Il fenomeno

Taranto: criminalità minorile in aumento, è allarme

Francesco Casula

Preoccupante quadro tracciato dal procuratore generale Antonio Maruccia. Secondo i dati dell'ultimo Anno Giudiziario si è passati da 204 a 256 procedimenti

TARANTO - C’è una profonda crisi educativa a Taranto, un’emergenza che spinge i minori verso la delinquenza e poi nelle fila della criminalità organizzata. I reati dei minorenni tarantini, infatti, non solo sono aumentati, ma sono commessi spesso per futili motivi, espressione di «frustrazioni, di fallimenti e di opposizione alle regole ed al sistema». È il quadro preoccupante tracciato ieri dal procuratore generale Antonio Maruccia nella relazione presentata in occasione dell’inaugurazione dell’anno giudiziario: un documento che, dopo l’allarme già lanciato dal procuratore per i minorenni Pina Montanaro, ha fornito i numeri di quella che appare sempre più come una vera e propria emergenza.
::::::
- _Compito assegnato 1_:
Rispondi in base all'articolo sulla criminalità minorile a Taranto.
(a) Chi ha presentato la relazione in occasione dell'inaugurazione dell'anno giudiziario?
(b) Secondo i dati dell'ultimo Anno Giudiziario, da quanti a quanti procedimenti si è passati?
(c) Chi aveva già lanciato l'allarme prima di quella relazione?
- _Compito assegnato 2_:
Scrivi il seguito dell'articolo sulla criminalità minorile a Taranto, riprendendo subito dopo l'ultima frase riportata.
Per svolgere queste consegne i record non servono.
::::::
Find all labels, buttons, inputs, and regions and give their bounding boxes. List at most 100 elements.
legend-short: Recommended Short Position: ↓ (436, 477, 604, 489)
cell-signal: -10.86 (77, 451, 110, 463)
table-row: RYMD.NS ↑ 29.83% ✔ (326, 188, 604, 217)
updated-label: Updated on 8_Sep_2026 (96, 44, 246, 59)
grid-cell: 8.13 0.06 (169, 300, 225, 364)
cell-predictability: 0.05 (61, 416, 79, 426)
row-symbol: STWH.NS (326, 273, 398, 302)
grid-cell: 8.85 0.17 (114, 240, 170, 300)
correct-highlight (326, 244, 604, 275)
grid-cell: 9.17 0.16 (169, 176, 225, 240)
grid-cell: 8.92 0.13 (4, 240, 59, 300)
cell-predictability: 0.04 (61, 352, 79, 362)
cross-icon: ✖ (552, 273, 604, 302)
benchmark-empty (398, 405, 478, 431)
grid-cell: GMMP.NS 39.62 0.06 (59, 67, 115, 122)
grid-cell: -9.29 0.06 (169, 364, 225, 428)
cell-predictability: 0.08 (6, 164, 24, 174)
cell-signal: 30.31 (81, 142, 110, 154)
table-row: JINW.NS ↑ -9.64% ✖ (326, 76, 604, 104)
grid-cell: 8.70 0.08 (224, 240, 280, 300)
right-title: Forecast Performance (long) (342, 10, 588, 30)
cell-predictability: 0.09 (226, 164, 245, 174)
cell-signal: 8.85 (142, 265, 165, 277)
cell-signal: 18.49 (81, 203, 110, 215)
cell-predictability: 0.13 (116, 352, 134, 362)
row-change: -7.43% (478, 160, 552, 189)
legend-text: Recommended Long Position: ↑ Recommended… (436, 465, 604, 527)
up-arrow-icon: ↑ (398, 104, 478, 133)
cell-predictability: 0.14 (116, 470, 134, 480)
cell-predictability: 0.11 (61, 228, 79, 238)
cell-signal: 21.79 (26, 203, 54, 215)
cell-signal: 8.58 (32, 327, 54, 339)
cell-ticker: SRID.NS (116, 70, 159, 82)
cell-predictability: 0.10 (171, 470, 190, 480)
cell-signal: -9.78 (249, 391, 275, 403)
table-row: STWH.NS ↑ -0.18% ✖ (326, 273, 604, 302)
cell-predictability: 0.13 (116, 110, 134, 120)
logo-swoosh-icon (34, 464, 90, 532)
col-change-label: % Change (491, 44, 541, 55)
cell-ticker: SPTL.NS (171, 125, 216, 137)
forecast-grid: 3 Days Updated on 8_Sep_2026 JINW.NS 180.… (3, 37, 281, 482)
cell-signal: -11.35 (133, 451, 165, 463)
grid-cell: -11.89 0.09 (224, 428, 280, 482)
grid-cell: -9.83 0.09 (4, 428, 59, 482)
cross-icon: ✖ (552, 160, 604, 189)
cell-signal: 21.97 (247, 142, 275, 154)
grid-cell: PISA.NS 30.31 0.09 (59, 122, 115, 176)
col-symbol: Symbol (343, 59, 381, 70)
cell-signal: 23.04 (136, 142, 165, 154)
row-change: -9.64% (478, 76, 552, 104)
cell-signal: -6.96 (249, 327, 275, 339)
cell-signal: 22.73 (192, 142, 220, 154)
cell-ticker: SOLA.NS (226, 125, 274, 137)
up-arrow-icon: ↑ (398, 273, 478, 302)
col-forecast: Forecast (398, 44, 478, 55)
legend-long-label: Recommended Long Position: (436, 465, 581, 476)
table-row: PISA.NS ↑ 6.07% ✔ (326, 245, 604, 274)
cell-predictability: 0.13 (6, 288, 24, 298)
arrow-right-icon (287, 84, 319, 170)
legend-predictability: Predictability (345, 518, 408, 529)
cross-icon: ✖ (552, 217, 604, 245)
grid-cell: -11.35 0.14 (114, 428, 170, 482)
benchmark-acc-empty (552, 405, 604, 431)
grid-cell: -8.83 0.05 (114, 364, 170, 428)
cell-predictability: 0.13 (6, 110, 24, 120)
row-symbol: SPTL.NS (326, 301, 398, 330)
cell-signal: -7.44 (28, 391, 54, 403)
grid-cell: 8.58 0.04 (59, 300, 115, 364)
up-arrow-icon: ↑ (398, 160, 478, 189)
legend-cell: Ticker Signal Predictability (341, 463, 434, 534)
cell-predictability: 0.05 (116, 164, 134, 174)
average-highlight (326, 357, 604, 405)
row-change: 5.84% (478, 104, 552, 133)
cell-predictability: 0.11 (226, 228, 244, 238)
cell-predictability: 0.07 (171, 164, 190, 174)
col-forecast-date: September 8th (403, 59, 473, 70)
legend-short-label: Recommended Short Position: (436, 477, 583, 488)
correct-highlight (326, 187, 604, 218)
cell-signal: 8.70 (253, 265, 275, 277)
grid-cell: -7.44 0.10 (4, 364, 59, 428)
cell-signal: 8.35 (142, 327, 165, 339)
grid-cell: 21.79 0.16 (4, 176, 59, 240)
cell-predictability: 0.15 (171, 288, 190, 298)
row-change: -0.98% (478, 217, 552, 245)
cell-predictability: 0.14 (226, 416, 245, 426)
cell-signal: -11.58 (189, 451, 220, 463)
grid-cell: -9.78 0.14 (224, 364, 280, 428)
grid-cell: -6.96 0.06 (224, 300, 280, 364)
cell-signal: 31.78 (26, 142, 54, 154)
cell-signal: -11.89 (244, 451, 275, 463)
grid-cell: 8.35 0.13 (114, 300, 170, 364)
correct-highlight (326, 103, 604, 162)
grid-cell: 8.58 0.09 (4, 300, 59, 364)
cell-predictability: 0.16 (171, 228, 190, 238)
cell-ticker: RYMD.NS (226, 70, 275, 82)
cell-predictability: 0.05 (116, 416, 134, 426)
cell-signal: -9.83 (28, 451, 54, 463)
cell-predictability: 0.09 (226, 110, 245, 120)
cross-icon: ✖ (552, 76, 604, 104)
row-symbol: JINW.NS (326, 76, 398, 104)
::::::
- _Risposta 1_:
(a) Il procuratore generale Antonio Maruccia.
(b) Da 204 a 256 procedimenti.
(c) Il procuratore per i minorenni Pina Montanaro.

- _Risposta 2_:
«A Taranto – si legge nel documento – si è passati da 204 procedimenti dello scorso anno giudiziario a 256 dell’attuale, vale il dire il 25 percento circa in più». Secondo la magistratura alla base di questa escalation ci sono una serie di fattori: «gli effetti della pandemia continuano a determinare disagio giovanile al quale si aggiungono le conseguenze della crisi socioeconomica specie nella provincia di Taranto, colpita dalle vicende della ex Ilva. Qui, peraltro, sempre più frequenti sono i casi di minori indagati per attività svolte nell’ambito di gruppi criminali di maggiorenni dediti stabilmente al traffico e allo spaccio di stupefacenti. Quindi non solo baby gang, ma arruolamento nei clan criminali quale passaggio di affermazione e di “crescita personale”». E ancora, la relazione della magistratura ha spiegato che la criminalità minorile tarantina è «connotata da aggressività, dall’indifferenza e da indiscriminata violenza»: comportamenti feroci, insomma, come effetto di una «profonda crisi educativa oltre che di profondo disagio economico, sociale e familiare. che determinano situazioni di pregiudizio per i minori spesso indotti a considerare assolutamente “normali” attività gravemente illecite».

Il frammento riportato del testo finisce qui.